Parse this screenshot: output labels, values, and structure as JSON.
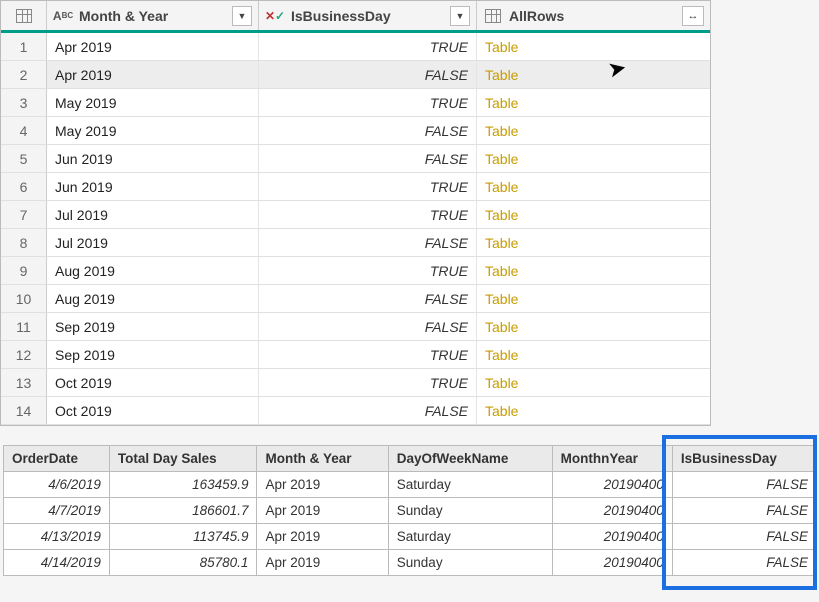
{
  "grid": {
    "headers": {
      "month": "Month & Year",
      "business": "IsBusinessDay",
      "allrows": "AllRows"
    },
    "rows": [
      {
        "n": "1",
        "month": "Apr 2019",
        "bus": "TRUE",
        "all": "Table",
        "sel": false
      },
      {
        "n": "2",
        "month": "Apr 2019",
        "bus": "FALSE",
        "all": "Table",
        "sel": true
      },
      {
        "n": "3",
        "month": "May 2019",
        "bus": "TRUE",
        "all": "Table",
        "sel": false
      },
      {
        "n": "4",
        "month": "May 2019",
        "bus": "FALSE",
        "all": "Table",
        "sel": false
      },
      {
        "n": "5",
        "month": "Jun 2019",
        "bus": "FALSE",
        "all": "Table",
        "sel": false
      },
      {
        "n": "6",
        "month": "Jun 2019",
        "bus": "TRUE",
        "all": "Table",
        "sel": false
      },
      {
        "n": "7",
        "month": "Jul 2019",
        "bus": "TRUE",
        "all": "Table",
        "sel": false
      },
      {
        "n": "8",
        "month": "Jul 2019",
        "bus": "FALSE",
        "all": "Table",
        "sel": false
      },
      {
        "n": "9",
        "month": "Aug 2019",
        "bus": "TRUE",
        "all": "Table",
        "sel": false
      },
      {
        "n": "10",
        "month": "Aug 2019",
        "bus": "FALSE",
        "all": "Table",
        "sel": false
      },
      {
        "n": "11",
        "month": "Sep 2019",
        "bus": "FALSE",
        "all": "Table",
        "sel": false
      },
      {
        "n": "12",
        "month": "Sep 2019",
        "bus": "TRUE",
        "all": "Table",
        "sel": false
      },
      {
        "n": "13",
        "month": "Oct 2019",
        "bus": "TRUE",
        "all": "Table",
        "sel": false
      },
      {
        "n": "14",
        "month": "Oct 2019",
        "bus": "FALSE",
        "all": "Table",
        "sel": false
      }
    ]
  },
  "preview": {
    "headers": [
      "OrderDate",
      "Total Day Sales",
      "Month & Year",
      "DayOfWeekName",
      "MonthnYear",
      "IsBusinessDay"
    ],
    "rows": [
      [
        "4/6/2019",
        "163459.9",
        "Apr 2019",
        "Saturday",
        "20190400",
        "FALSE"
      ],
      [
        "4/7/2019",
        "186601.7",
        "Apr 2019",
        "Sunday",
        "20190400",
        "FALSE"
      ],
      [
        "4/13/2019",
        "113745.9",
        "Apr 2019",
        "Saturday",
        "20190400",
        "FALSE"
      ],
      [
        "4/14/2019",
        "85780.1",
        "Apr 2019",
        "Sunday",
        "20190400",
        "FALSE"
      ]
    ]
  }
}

::::::::

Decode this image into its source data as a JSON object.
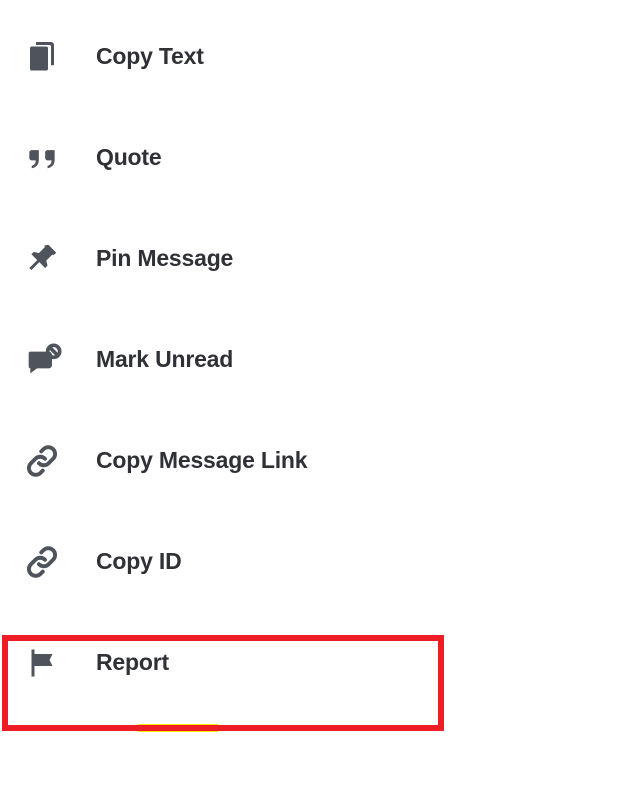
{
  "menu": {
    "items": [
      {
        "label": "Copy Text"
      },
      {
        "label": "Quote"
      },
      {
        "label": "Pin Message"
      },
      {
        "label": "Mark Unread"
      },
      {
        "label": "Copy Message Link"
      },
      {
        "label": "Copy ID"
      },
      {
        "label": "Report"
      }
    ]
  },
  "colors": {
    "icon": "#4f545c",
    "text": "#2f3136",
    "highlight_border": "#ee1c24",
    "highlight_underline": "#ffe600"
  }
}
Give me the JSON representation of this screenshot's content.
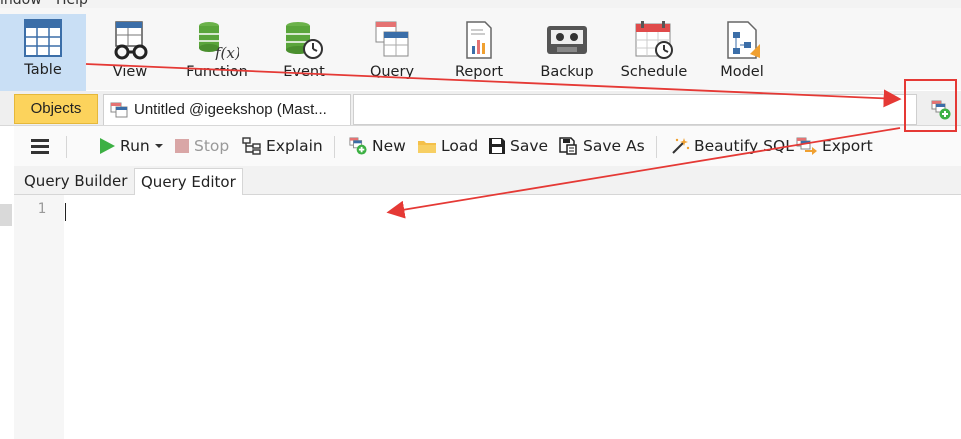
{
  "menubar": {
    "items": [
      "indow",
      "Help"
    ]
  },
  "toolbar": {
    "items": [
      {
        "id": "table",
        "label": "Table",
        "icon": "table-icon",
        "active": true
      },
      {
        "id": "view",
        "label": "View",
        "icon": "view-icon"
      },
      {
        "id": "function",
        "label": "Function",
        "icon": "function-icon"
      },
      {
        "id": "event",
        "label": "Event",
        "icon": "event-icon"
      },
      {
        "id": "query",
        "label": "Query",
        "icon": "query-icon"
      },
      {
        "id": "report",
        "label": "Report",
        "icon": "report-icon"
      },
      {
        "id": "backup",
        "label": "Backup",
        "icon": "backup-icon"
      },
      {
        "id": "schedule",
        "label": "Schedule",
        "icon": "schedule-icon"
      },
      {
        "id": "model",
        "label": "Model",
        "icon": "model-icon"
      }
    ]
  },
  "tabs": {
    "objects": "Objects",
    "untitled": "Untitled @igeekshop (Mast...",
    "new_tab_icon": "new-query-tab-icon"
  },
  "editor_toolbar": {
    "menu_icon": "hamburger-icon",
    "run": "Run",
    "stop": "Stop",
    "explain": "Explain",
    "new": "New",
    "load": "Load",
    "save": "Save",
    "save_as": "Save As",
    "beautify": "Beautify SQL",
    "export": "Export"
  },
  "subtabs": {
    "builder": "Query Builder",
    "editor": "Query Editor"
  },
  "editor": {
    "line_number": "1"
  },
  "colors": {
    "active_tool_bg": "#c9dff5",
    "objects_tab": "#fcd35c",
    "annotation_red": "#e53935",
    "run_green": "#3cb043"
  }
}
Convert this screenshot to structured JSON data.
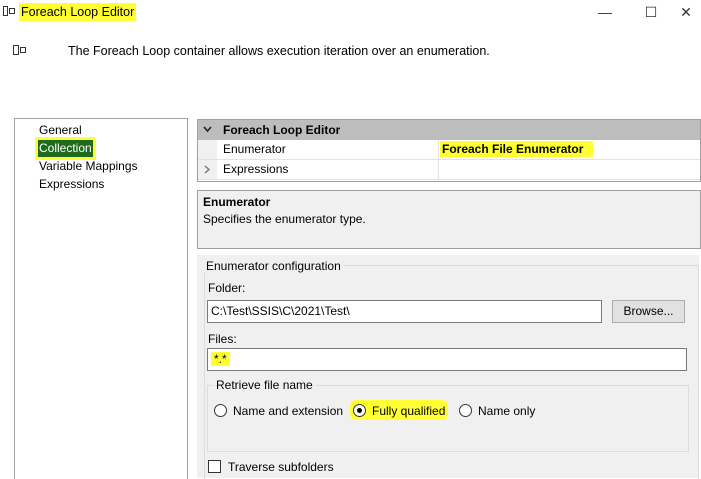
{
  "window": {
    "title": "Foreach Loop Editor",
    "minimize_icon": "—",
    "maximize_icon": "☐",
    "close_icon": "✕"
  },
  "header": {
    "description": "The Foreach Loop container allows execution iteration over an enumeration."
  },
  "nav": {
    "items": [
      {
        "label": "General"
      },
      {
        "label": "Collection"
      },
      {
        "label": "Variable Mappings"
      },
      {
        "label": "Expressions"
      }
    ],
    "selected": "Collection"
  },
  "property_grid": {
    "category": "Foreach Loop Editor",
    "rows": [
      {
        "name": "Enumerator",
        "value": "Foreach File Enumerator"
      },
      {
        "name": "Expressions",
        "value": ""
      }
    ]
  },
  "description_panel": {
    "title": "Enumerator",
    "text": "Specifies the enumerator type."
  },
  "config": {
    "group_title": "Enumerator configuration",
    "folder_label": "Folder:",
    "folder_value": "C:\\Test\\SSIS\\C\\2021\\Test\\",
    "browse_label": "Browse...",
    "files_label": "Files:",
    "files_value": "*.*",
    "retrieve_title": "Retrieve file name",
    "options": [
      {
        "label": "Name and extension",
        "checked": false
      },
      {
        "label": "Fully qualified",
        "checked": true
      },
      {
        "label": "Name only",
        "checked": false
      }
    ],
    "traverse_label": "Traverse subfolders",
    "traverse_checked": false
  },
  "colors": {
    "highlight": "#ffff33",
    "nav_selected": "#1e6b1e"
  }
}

::::::::

Task prompt
Reproduce each line holding the word "data".

Worked solution
Decode this image into its source data as a JSON object.
Convert this screenshot to structured JSON data.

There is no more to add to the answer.